PROBLEM TO WORK ON
Output an exact reproduction of the data.
════════════════════
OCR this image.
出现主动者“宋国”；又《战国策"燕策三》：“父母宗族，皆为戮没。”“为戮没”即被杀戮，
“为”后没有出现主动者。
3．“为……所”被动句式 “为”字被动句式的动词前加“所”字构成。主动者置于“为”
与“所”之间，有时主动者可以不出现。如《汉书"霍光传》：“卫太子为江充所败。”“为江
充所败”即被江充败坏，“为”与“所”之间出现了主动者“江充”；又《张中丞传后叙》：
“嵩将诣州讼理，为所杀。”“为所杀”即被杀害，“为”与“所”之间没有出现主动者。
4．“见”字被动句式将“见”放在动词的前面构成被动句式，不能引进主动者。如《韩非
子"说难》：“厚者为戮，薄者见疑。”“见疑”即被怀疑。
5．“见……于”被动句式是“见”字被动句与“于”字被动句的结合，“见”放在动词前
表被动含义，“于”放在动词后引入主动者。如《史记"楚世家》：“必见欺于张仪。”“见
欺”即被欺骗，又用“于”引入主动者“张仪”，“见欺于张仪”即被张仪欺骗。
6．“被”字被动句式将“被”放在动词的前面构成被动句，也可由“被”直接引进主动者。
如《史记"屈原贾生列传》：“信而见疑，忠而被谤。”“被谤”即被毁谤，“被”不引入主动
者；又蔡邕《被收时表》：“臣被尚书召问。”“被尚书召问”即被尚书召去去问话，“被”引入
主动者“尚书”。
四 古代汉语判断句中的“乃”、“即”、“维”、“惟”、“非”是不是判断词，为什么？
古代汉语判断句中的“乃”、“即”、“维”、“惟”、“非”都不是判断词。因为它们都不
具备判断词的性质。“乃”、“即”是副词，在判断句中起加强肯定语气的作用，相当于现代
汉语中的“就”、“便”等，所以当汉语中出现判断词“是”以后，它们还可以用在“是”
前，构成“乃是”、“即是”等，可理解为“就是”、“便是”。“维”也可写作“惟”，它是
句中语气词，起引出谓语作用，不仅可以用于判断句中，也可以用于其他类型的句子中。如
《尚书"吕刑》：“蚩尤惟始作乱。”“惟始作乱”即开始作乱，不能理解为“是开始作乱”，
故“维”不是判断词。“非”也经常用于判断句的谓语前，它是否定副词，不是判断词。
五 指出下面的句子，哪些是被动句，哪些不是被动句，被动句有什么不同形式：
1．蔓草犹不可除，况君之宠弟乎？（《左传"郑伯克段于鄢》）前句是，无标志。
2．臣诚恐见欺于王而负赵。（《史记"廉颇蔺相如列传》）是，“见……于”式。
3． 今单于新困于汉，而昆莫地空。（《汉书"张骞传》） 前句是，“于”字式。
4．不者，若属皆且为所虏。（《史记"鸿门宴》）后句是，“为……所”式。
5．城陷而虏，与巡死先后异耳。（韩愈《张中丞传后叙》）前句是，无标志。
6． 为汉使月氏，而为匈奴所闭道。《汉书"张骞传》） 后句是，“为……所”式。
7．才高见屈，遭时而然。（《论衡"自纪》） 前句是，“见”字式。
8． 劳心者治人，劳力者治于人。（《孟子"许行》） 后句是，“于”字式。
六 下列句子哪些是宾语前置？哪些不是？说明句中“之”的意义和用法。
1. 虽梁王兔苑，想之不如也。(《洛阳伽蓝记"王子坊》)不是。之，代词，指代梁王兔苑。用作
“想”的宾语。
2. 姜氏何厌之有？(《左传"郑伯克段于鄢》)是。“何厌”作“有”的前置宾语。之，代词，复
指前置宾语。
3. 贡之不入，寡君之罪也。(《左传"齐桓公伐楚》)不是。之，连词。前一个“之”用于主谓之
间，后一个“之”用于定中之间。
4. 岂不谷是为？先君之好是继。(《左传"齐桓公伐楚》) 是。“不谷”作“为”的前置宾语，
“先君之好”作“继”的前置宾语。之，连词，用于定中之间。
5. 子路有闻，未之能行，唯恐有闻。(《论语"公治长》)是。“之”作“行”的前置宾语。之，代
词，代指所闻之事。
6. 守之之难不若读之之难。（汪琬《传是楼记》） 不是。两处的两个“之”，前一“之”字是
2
════════════════════
RESULT
OCR this image.
出现主动者“宋国”；又《战国策"燕策三》：“父母宗族，皆为戮没。”“为戮没”即被杀戮，
“为”后没有出现主动者。
3．“为……所”被动句式 “为”字被动句式的动词前加“所”字构成。主动者置于“为”
与“所”之间，有时主动者可以不出现。如《汉书"霍光传》：“卫太子为江充所败。”“为江
充所败”即被江充败坏，“为”与“所”之间出现了主动者“江充”；又《张中丞传后叙》：
“嵩将诣州讼理，为所杀。”“为所杀”即被杀害，“为”与“所”之间没有出现主动者。
4．“见”字被动句式将“见”放在动词的前面构成被动句式，不能引进主动者。如《韩非
子"说难》：“厚者为戮，薄者见疑。”“见疑”即被怀疑。
5．“见……于”被动句式是“见”字被动句与“于”字被动句的结合，“见”放在动词前
表被动含义，“于”放在动词后引入主动者。如《史记"楚世家》：“必见欺于张仪。”“见
欺”即被欺骗，又用“于”引入主动者“张仪”，“见欺于张仪”即被张仪欺骗。
6．“被”字被动句式将“被”放在动词的前面构成被动句，也可由“被”直接引进主动者。
如《史记"屈原贾生列传》：“信而见疑，忠而被谤。”“被谤”即被毁谤，“被”不引入主动
者；又蔡邕《被收时表》：“臣被尚书召问。”“被尚书召问”即被尚书召去去问话，“被”引入
主动者“尚书”。
四 古代汉语判断句中的“乃”、“即”、“维”、“惟”、“非”是不是判断词，为什么？
古代汉语判断句中的“乃”、“即”、“维”、“惟”、“非”都不是判断词。因为它们都不
具备判断词的性质。“乃”、“即”是副词，在判断句中起加强肯定语气的作用，相当于现代
汉语中的“就”、“便”等，所以当汉语中出现判断词“是”以后，它们还可以用在“是”
前，构成“乃是”、“即是”等，可理解为“就是”、“便是”。“维”也可写作“惟”，它是
句中语气词，起引出谓语作用，不仅可以用于判断句中，也可以用于其他类型的句子中。如
《尚书"吕刑》：“蚩尤惟始作乱。”“惟始作乱”即开始作乱，不能理解为“是开始作乱”，
故“维”不是判断词。“非”也经常用于判断句的谓语前，它是否定副词，不是判断词。
五 指出下面的句子，哪些是被动句，哪些不是被动句，被动句有什么不同形式：
1．蔓草犹不可除，况君之宠弟乎？（《左传"郑伯克段于鄢》）前句是，无标志。
2．臣诚恐见欺于王而负赵。（《史记"廉颇蔺相如列传》）是，“见……于”式。
3． 今单于新困于汉，而昆莫地空。（《汉书"张骞传》） 前句是，“于”字式。
4．不者，若属皆且为所虏。（《史记"鸿门宴》）后句是，“为……所”式。
5．城陷而虏，与巡死先后异耳。（韩愈《张中丞传后叙》）前句是，无标志。
6． 为汉使月氏，而为匈奴所闭道。《汉书"张骞传》） 后句是，“为……所”式。
7．才高见屈，遭时而然。（《论衡"自纪》） 前句是，“见”字式。
8． 劳心者治人，劳力者治于人。（《孟子"许行》） 后句是，“于”字式。
六 下列句子哪些是宾语前置？哪些不是？说明句中“之”的意义和用法。
1. 虽梁王兔苑，想之不如也。(《洛阳伽蓝记"王子坊》)不是。之，代词，指代梁王兔苑。用作
“想”的宾语。
2. 姜氏何厌之有？(《左传"郑伯克段于鄢》)是。“何厌”作“有”的前置宾语。之，代词，复
指前置宾语。
3. 贡之不入，寡君之罪也。(《左传"齐桓公伐楚》)不是。之，连词。前一个“之”用于主谓之
间，后一个“之”用于定中之间。
4. 岂不谷是为？先君之好是继。(《左传"齐桓公伐楚》) 是。“不谷”作“为”的前置宾语，
“先君之好”作“继”的前置宾语。之，连词，用于定中之间。
5. 子路有闻，未之能行，唯恐有闻。(《论语"公治长》)是。“之”作“行”的前置宾语。之，代
词，代指所闻之事。
6. 守之之难不若读之之难。（汪琬《传是楼记》） 不是。两处的两个“之”，前一“之”字是
2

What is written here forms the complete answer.